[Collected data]
[Begin]
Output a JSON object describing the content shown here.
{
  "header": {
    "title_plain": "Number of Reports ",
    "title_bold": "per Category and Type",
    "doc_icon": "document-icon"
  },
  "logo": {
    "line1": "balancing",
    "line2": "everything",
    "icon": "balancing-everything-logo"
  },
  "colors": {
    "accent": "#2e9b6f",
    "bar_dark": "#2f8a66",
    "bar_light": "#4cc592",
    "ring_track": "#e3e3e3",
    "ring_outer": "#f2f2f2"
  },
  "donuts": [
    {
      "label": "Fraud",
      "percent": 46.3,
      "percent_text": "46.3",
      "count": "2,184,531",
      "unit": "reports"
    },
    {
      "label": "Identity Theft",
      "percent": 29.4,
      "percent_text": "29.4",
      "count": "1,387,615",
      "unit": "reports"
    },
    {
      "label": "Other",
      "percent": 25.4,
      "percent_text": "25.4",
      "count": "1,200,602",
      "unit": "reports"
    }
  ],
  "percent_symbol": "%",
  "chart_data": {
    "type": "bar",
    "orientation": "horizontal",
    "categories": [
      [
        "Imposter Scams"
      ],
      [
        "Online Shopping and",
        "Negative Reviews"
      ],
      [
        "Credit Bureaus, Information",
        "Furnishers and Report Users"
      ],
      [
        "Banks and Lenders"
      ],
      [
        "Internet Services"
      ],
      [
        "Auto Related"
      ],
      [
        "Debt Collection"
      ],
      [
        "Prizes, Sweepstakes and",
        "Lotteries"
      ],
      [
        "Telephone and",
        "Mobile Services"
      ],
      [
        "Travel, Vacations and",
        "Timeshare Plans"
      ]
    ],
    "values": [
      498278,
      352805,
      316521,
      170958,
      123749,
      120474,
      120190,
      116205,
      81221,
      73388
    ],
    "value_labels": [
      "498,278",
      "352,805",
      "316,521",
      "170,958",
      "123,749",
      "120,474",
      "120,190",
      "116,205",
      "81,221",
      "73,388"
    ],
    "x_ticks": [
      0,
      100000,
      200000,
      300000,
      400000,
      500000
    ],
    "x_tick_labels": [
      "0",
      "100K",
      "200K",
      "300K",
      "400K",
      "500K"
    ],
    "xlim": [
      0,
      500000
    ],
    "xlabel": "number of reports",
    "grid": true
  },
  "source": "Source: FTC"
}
[End]
• _Task prompt_: Print out every record again, exactly and in full.

• _Full solution_:
Output a JSON object describing the content shown here.
{
  "header": {
    "title_plain": "Number of Reports ",
    "title_bold": "per Category and Type",
    "doc_icon": "document-icon"
  },
  "logo": {
    "line1": "balancing",
    "line2": "everything",
    "icon": "balancing-everything-logo"
  },
  "colors": {
    "accent": "#2e9b6f",
    "bar_dark": "#2f8a66",
    "bar_light": "#4cc592",
    "ring_track": "#e3e3e3",
    "ring_outer": "#f2f2f2"
  },
  "donuts": [
    {
      "label": "Fraud",
      "percent": 46.3,
      "percent_text": "46.3",
      "count": "2,184,531",
      "unit": "reports"
    },
    {
      "label": "Identity Theft",
      "percent": 29.4,
      "percent_text": "29.4",
      "count": "1,387,615",
      "unit": "reports"
    },
    {
      "label": "Other",
      "percent": 25.4,
      "percent_text": "25.4",
      "count": "1,200,602",
      "unit": "reports"
    }
  ],
  "percent_symbol": "%",
  "chart_data": {
    "type": "bar",
    "orientation": "horizontal",
    "categories": [
      [
        "Imposter Scams"
      ],
      [
        "Online Shopping and",
        "Negative Reviews"
      ],
      [
        "Credit Bureaus, Information",
        "Furnishers and Report Users"
      ],
      [
        "Banks and Lenders"
      ],
      [
        "Internet Services"
      ],
      [
        "Auto Related"
      ],
      [
        "Debt Collection"
      ],
      [
        "Prizes, Sweepstakes and",
        "Lotteries"
      ],
      [
        "Telephone and",
        "Mobile Services"
      ],
      [
        "Travel, Vacations and",
        "Timeshare Plans"
      ]
    ],
    "values": [
      498278,
      352805,
      316521,
      170958,
      123749,
      120474,
      120190,
      116205,
      81221,
      73388
    ],
    "value_labels": [
      "498,278",
      "352,805",
      "316,521",
      "170,958",
      "123,749",
      "120,474",
      "120,190",
      "116,205",
      "81,221",
      "73,388"
    ],
    "x_ticks": [
      0,
      100000,
      200000,
      300000,
      400000,
      500000
    ],
    "x_tick_labels": [
      "0",
      "100K",
      "200K",
      "300K",
      "400K",
      "500K"
    ],
    "xlim": [
      0,
      500000
    ],
    "xlabel": "number of reports",
    "grid": true
  },
  "source": "Source: FTC"
}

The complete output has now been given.